• [Instructions for the task]:
Every line containing the word "column" needs to be found and copied.

• [Recorded information]:
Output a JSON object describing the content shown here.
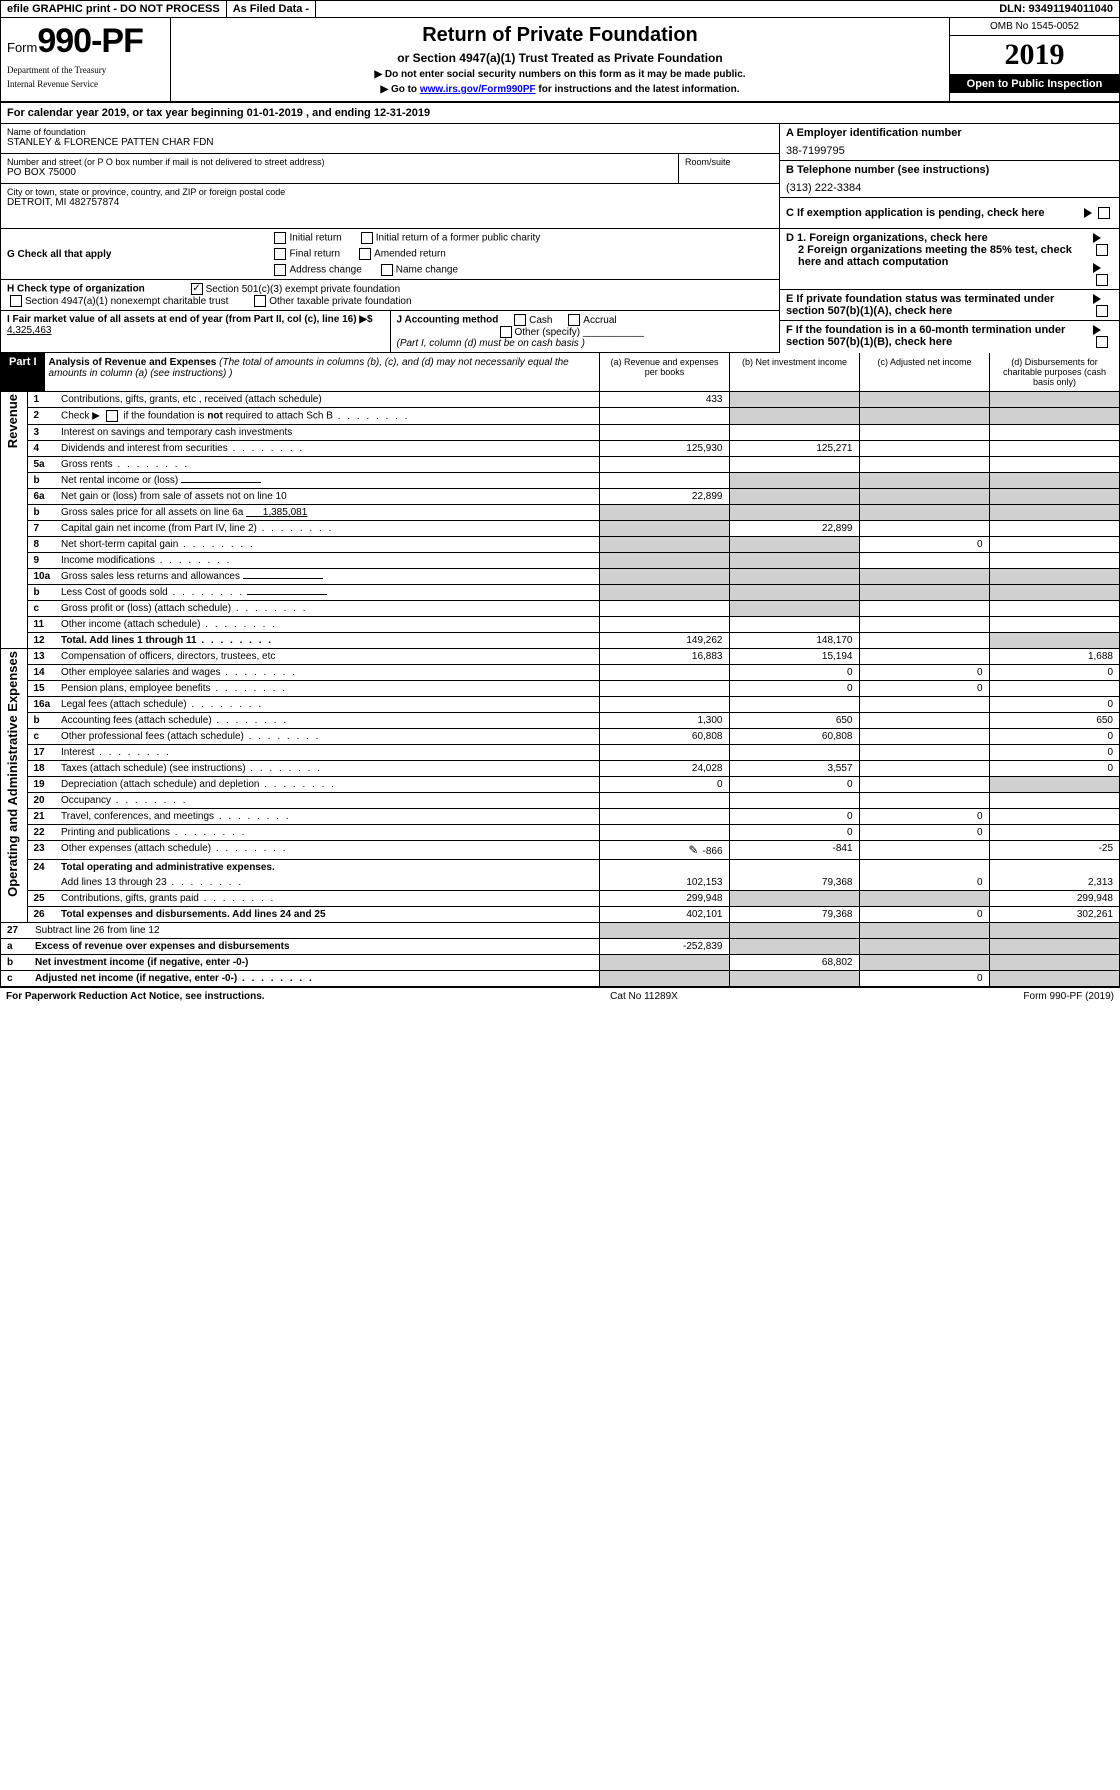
{
  "top": {
    "efile": "efile GRAPHIC print - DO NOT PROCESS",
    "filed": "As Filed Data -",
    "dln": "DLN: 93491194011040"
  },
  "header": {
    "form_prefix": "Form",
    "form_num": "990-PF",
    "dept": "Department of the Treasury",
    "irs": "Internal Revenue Service",
    "title": "Return of Private Foundation",
    "subtitle": "or Section 4947(a)(1) Trust Treated as Private Foundation",
    "instr1": "▶ Do not enter social security numbers on this form as it may be made public.",
    "instr2_pre": "▶ Go to ",
    "instr2_link": "www.irs.gov/Form990PF",
    "instr2_post": " for instructions and the latest information.",
    "omb": "OMB No 1545-0052",
    "year": "2019",
    "pub": "Open to Public Inspection"
  },
  "cal_year": {
    "label": "For calendar year 2019, or tax year beginning ",
    "begin": "01-01-2019",
    "mid": " , and ending ",
    "end": "12-31-2019"
  },
  "name": {
    "lbl": "Name of foundation",
    "val": "STANLEY & FLORENCE PATTEN CHAR FDN"
  },
  "address": {
    "lbl": "Number and street (or P O  box number if mail is not delivered to street address)",
    "room_lbl": "Room/suite",
    "val": "PO BOX 75000"
  },
  "city": {
    "lbl": "City or town, state or province, country, and ZIP or foreign postal code",
    "val": "DETROIT, MI  482757874"
  },
  "right": {
    "A_lbl": "A Employer identification number",
    "A_val": "38-7199795",
    "B_lbl": "B Telephone number (see instructions)",
    "B_val": "(313) 222-3384",
    "C_lbl": "C If exemption application is pending, check here",
    "D1": "D 1. Foreign organizations, check here",
    "D2": "2 Foreign organizations meeting the 85% test, check here and attach computation",
    "E": "E  If private foundation status was terminated under section 507(b)(1)(A), check here",
    "F": "F  If the foundation is in a 60-month termination under section 507(b)(1)(B), check here"
  },
  "G": {
    "lbl": "G Check all that apply",
    "opts": [
      "Initial return",
      "Initial return of a former public charity",
      "Final return",
      "Amended return",
      "Address change",
      "Name change"
    ]
  },
  "H": {
    "lbl": "H Check type of organization",
    "opt1": "Section 501(c)(3) exempt private foundation",
    "opt2": "Section 4947(a)(1) nonexempt charitable trust",
    "opt3": "Other taxable private foundation"
  },
  "I": {
    "lbl": "I Fair market value of all assets at end of year (from Part II, col  (c), line 16) ▶$",
    "val": "4,325,463"
  },
  "J": {
    "lbl": "J Accounting method",
    "cash": "Cash",
    "accrual": "Accrual",
    "other": "Other (specify)",
    "note": "(Part I, column (d) must be on cash basis )"
  },
  "part1": {
    "hdr": "Part I",
    "title": "Analysis of Revenue and Expenses",
    "sub": " (The total of amounts in columns (b), (c), and (d) may not necessarily equal the amounts in column (a) (see instructions) )",
    "cols": {
      "a": "(a) Revenue and expenses per books",
      "b": "(b) Net investment income",
      "c": "(c) Adjusted net income",
      "d": "(d) Disbursements for charitable purposes (cash basis only)"
    }
  },
  "sections": {
    "revenue": "Revenue",
    "expenses": "Operating and Administrative Expenses"
  },
  "rows": [
    {
      "n": "1",
      "d": "Contributions, gifts, grants, etc , received (attach schedule)",
      "a": "433",
      "shade_bcd": true
    },
    {
      "n": "2",
      "d": "Check ▶ ☐ if the foundation is not required to attach Sch  B",
      "dots": true,
      "shade_bcd": true
    },
    {
      "n": "3",
      "d": "Interest on savings and temporary cash investments"
    },
    {
      "n": "4",
      "d": "Dividends and interest from securities",
      "dots": true,
      "a": "125,930",
      "b": "125,271"
    },
    {
      "n": "5a",
      "d": "Gross rents",
      "dots": true
    },
    {
      "n": "b",
      "d": "Net rental income or (loss)",
      "shade_bcd": true,
      "blank": true
    },
    {
      "n": "6a",
      "d": "Net gain or (loss) from sale of assets not on line 10",
      "a": "22,899",
      "shade_bcd": true
    },
    {
      "n": "b",
      "d": "Gross sales price for all assets on line 6a",
      "after": "1,385,081",
      "shade_a": true,
      "shade_bcd": true
    },
    {
      "n": "7",
      "d": "Capital gain net income (from Part IV, line 2)",
      "dots": true,
      "b": "22,899",
      "shade_a": true
    },
    {
      "n": "8",
      "d": "Net short-term capital gain",
      "dots": true,
      "c": "0",
      "shade_a": true,
      "shade_b": true
    },
    {
      "n": "9",
      "d": "Income modifications",
      "dots": true,
      "shade_a": true,
      "shade_b": true
    },
    {
      "n": "10a",
      "d": "Gross sales less returns and allowances",
      "shade_a": true,
      "shade_bcd": true,
      "blank": true
    },
    {
      "n": "b",
      "d": "Less  Cost of goods sold",
      "dots": true,
      "shade_a": true,
      "shade_bcd": true,
      "blank": true
    },
    {
      "n": "c",
      "d": "Gross profit or (loss) (attach schedule)",
      "dots": true,
      "shade_b": true
    },
    {
      "n": "11",
      "d": "Other income (attach schedule)",
      "dots": true
    },
    {
      "n": "12",
      "d": "Total. Add lines 1 through 11",
      "dots": true,
      "bold": true,
      "a": "149,262",
      "b": "148,170",
      "shade_d": true
    }
  ],
  "exp_rows": [
    {
      "n": "13",
      "d": "Compensation of officers, directors, trustees, etc",
      "a": "16,883",
      "b": "15,194",
      "dd": "1,688"
    },
    {
      "n": "14",
      "d": "Other employee salaries and wages",
      "dots": true,
      "a": "",
      "b": "0",
      "c": "0",
      "dd": "0"
    },
    {
      "n": "15",
      "d": "Pension plans, employee benefits",
      "dots": true,
      "a": "",
      "b": "0",
      "c": "0"
    },
    {
      "n": "16a",
      "d": "Legal fees (attach schedule)",
      "dots": true,
      "dd": "0"
    },
    {
      "n": "b",
      "d": "Accounting fees (attach schedule)",
      "dots": true,
      "a": "1,300",
      "b": "650",
      "dd": "650"
    },
    {
      "n": "c",
      "d": "Other professional fees (attach schedule)",
      "dots": true,
      "a": "60,808",
      "b": "60,808",
      "dd": "0"
    },
    {
      "n": "17",
      "d": "Interest",
      "dots": true,
      "dd": "0"
    },
    {
      "n": "18",
      "d": "Taxes (attach schedule) (see instructions)",
      "dots": true,
      "a": "24,028",
      "b": "3,557",
      "dd": "0"
    },
    {
      "n": "19",
      "d": "Depreciation (attach schedule) and depletion",
      "dots": true,
      "a": "0",
      "b": "0",
      "shade_d": true
    },
    {
      "n": "20",
      "d": "Occupancy",
      "dots": true
    },
    {
      "n": "21",
      "d": "Travel, conferences, and meetings",
      "dots": true,
      "b": "0",
      "c": "0"
    },
    {
      "n": "22",
      "d": "Printing and publications",
      "dots": true,
      "b": "0",
      "c": "0"
    },
    {
      "n": "23",
      "d": "Other expenses (attach schedule)",
      "dots": true,
      "a": "-866",
      "b": "-841",
      "dd": "-25",
      "pencil": true
    },
    {
      "n": "24",
      "d": "Total operating and administrative expenses.",
      "bold": true,
      "nb": true
    },
    {
      "n": "",
      "d": "Add lines 13 through 23",
      "dots": true,
      "a": "102,153",
      "b": "79,368",
      "c": "0",
      "dd": "2,313"
    },
    {
      "n": "25",
      "d": "Contributions, gifts, grants paid",
      "dots": true,
      "a": "299,948",
      "dd": "299,948",
      "shade_bc": true
    },
    {
      "n": "26",
      "d": "Total expenses and disbursements. Add lines 24 and 25",
      "bold": true,
      "a": "402,101",
      "b": "79,368",
      "c": "0",
      "dd": "302,261"
    }
  ],
  "net_rows": [
    {
      "n": "27",
      "d": "Subtract line 26 from line 12",
      "shade_all": true
    },
    {
      "n": "a",
      "d": "Excess of revenue over expenses and disbursements",
      "bold": true,
      "a": "-252,839",
      "shade_bcd": true
    },
    {
      "n": "b",
      "d": "Net investment income (if negative, enter -0-)",
      "bold": true,
      "b": "68,802",
      "shade_a": true,
      "shade_cd": true
    },
    {
      "n": "c",
      "d": "Adjusted net income (if negative, enter -0-)",
      "bold": true,
      "dots": true,
      "c": "0",
      "shade_ab": true,
      "shade_d": true
    }
  ],
  "footer": {
    "left": "For Paperwork Reduction Act Notice, see instructions.",
    "mid": "Cat  No  11289X",
    "right": "Form 990-PF (2019)"
  }
}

• [Task result]:
    "note": "(Part I, column (d) must be on cash basis )"
    "sub": " (The total of amounts in columns (b), (c), and (d) may not necessarily equal the amounts in column (a) (see instructions) )",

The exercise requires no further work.